- **What to work on**
Search the data for the string "Daily" and gather each line it is in.
------
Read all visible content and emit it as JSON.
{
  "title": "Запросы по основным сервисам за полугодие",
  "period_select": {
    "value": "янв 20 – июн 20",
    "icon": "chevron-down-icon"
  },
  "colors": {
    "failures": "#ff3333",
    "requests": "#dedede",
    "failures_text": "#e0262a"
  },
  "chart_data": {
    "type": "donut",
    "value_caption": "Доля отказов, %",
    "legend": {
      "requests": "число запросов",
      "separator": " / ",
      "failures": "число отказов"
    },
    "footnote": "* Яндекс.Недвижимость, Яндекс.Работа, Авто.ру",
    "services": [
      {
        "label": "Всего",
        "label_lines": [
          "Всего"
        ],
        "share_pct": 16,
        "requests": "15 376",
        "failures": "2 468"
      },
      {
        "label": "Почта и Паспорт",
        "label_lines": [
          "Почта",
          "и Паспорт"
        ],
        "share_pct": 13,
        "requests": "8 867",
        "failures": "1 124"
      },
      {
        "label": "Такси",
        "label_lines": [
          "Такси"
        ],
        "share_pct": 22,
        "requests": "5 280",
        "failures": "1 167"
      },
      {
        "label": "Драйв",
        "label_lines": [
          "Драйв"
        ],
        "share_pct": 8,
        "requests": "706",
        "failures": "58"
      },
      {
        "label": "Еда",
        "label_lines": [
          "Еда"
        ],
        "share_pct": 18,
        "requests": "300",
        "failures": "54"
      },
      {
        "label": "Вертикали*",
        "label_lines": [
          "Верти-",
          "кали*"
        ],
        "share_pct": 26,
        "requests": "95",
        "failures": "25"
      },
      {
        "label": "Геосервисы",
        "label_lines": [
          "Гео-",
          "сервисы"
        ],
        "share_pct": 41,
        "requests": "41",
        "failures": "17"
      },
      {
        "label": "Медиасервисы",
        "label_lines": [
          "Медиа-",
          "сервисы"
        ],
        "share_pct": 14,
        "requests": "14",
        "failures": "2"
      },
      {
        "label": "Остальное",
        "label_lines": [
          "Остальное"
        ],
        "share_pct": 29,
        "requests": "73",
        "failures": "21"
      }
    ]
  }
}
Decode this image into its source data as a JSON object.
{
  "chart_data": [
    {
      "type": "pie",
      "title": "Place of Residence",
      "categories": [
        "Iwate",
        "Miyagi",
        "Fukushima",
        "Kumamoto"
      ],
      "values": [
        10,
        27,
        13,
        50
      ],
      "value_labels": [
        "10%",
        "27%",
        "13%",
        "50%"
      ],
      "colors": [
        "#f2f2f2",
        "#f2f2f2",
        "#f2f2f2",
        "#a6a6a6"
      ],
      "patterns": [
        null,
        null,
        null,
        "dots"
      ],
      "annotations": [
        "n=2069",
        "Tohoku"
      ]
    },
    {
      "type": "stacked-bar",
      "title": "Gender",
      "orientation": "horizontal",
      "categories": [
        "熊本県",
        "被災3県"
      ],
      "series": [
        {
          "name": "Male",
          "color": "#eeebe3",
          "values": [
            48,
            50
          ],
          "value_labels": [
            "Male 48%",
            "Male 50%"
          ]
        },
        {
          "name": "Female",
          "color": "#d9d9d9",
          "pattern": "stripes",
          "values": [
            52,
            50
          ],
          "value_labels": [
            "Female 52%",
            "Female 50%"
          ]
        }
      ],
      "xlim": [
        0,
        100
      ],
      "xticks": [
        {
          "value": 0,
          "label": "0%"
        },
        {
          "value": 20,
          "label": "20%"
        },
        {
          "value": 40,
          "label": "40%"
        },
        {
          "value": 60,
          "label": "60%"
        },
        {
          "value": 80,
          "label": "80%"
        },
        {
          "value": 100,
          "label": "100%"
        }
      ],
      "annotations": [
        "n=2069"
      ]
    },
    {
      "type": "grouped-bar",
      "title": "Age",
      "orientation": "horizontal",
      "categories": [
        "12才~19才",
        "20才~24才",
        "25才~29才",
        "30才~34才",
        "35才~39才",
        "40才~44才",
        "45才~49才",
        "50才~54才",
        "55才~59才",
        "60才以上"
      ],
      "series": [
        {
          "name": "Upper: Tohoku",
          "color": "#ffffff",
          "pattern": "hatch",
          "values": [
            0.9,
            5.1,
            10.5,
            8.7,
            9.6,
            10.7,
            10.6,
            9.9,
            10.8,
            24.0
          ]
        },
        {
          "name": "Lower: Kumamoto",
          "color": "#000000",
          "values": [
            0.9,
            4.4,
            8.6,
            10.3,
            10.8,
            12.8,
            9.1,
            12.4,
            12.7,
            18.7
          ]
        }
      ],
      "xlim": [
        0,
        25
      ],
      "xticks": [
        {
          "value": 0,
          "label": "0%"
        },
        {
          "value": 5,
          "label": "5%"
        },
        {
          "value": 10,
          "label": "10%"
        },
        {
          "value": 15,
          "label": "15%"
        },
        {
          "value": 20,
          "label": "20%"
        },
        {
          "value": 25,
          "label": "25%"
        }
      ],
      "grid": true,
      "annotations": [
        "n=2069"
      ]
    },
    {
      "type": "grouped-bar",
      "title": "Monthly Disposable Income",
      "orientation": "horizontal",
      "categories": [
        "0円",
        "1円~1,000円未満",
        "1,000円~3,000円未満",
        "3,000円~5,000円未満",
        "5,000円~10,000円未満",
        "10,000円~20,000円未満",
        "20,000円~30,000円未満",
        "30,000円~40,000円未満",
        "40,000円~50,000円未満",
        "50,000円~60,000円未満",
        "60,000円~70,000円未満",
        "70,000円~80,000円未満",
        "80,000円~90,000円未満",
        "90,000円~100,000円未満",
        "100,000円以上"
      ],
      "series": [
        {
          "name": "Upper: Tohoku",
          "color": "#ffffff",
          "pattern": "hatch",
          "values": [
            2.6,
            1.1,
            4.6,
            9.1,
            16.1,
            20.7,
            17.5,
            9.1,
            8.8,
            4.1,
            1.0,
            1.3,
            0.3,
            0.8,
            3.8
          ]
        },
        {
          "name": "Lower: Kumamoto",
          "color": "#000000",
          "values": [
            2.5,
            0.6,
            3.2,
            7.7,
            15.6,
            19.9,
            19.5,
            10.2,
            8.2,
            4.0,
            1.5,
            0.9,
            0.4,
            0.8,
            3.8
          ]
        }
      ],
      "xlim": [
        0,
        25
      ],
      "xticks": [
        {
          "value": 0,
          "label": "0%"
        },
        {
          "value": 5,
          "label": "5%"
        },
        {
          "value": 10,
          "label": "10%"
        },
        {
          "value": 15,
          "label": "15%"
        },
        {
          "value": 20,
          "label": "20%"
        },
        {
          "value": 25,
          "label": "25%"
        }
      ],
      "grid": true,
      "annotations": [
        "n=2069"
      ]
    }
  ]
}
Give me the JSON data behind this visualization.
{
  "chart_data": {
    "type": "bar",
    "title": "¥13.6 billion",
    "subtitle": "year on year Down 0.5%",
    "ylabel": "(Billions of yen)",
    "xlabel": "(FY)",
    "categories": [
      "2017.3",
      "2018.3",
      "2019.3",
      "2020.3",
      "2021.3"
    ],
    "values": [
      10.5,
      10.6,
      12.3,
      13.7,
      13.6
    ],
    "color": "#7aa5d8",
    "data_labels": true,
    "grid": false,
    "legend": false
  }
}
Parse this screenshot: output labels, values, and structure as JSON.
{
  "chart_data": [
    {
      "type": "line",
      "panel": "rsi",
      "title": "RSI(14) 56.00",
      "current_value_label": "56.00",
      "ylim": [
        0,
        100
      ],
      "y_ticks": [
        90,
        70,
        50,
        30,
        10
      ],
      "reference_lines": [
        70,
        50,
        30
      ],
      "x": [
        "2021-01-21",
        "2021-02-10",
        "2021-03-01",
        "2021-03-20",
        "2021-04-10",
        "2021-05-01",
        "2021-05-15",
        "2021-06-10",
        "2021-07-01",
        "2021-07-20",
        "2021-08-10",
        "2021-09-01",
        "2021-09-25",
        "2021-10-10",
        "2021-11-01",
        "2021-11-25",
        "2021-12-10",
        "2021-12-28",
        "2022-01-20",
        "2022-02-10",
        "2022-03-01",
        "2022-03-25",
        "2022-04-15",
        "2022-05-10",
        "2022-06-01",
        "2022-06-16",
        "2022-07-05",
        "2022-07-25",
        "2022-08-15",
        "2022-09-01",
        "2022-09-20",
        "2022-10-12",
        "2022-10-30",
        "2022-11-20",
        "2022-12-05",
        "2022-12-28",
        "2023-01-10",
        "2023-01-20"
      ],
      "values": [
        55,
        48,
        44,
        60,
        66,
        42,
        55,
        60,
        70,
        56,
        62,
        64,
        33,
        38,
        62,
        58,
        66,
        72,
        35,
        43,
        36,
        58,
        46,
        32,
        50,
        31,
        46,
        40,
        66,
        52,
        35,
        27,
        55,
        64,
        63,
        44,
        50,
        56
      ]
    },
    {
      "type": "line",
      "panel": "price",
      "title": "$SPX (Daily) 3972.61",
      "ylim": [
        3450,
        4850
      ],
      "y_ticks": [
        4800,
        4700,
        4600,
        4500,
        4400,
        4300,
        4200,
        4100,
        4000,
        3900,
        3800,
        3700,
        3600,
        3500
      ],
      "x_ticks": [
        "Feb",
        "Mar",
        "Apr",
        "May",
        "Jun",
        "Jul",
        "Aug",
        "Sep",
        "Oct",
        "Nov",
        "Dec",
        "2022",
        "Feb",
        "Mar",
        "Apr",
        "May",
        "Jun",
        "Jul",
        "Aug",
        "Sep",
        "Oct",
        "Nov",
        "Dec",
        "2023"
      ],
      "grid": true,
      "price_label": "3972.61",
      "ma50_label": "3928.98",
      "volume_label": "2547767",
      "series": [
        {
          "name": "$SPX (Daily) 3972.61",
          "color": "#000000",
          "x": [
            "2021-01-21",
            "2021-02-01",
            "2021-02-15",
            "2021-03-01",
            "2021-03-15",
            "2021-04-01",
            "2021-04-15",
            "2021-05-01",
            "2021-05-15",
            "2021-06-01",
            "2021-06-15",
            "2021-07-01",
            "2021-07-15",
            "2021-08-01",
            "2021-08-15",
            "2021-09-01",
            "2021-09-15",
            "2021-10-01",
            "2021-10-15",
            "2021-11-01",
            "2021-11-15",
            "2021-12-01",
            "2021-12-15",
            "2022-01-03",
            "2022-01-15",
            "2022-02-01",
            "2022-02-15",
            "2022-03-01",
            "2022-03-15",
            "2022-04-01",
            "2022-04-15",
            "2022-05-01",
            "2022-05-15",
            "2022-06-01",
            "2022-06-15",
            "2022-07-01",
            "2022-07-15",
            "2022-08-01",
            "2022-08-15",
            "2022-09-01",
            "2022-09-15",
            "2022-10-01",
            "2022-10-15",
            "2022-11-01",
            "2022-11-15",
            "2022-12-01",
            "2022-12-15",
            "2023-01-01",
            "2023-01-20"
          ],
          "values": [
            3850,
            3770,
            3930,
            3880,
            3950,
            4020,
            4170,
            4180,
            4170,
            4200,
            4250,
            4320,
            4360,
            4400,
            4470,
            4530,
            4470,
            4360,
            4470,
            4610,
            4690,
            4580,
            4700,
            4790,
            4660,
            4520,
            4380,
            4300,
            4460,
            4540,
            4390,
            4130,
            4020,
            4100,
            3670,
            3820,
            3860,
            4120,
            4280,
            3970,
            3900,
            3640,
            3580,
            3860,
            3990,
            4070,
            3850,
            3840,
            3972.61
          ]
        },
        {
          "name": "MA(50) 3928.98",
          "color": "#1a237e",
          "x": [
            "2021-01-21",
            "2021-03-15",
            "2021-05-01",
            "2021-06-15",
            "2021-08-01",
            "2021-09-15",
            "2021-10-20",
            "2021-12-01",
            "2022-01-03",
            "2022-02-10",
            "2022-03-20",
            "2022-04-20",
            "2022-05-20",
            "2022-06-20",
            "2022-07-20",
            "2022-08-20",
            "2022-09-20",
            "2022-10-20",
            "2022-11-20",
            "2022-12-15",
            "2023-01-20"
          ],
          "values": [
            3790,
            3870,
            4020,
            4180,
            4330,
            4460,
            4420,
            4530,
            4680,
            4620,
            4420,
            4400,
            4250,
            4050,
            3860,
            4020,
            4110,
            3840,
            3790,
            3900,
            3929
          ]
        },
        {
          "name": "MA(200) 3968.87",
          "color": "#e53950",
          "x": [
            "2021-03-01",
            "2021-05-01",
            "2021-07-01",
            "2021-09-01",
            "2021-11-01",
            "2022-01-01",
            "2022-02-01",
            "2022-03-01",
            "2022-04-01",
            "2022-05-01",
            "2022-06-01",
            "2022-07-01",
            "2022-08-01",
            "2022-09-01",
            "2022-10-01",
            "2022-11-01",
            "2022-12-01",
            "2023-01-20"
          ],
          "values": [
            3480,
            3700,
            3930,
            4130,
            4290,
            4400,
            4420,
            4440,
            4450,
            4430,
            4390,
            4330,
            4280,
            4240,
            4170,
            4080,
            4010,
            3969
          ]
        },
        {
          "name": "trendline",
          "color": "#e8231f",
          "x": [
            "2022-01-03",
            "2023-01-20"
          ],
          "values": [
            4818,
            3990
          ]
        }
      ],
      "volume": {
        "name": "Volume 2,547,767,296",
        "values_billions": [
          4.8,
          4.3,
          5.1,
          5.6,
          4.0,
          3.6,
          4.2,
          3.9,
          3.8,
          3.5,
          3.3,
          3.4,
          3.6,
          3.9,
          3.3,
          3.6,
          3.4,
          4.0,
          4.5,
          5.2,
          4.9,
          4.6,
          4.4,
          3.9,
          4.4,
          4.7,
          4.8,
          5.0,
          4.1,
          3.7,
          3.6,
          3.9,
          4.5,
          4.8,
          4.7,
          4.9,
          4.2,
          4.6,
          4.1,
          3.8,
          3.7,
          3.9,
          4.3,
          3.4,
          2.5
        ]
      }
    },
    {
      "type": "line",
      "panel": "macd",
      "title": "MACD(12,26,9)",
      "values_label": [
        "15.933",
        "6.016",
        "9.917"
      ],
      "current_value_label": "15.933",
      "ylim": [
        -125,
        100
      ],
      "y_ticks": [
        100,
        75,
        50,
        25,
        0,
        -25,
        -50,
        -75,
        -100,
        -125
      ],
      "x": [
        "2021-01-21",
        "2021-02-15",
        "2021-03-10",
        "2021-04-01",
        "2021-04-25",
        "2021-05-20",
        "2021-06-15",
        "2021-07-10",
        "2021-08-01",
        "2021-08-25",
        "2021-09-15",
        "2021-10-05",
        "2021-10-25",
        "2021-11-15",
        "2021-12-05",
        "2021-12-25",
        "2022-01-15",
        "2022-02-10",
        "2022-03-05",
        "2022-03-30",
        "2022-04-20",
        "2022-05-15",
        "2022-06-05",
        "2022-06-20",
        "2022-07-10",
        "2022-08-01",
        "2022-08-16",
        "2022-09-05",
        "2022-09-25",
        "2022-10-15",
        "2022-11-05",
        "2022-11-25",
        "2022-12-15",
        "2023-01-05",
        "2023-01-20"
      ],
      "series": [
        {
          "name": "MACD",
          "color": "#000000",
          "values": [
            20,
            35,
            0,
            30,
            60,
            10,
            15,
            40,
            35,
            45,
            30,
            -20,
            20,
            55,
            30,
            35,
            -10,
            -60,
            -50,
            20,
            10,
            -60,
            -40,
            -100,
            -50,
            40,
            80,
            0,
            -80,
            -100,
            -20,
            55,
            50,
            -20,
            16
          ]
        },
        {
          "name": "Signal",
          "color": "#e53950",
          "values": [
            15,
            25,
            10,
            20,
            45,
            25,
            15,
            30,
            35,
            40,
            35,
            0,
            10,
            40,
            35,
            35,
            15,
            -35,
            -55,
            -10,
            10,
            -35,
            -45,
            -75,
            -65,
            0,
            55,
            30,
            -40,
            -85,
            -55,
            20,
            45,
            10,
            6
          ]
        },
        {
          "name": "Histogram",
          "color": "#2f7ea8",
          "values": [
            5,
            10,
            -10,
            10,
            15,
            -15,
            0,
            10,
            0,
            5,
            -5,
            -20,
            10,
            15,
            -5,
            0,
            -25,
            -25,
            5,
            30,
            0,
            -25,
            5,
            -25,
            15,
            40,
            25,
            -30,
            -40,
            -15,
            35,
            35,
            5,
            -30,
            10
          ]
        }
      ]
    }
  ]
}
------
- **Exercise result**
      "title": "$SPX (Daily) 3972.61",
          "name": "$SPX (Daily) 3972.61",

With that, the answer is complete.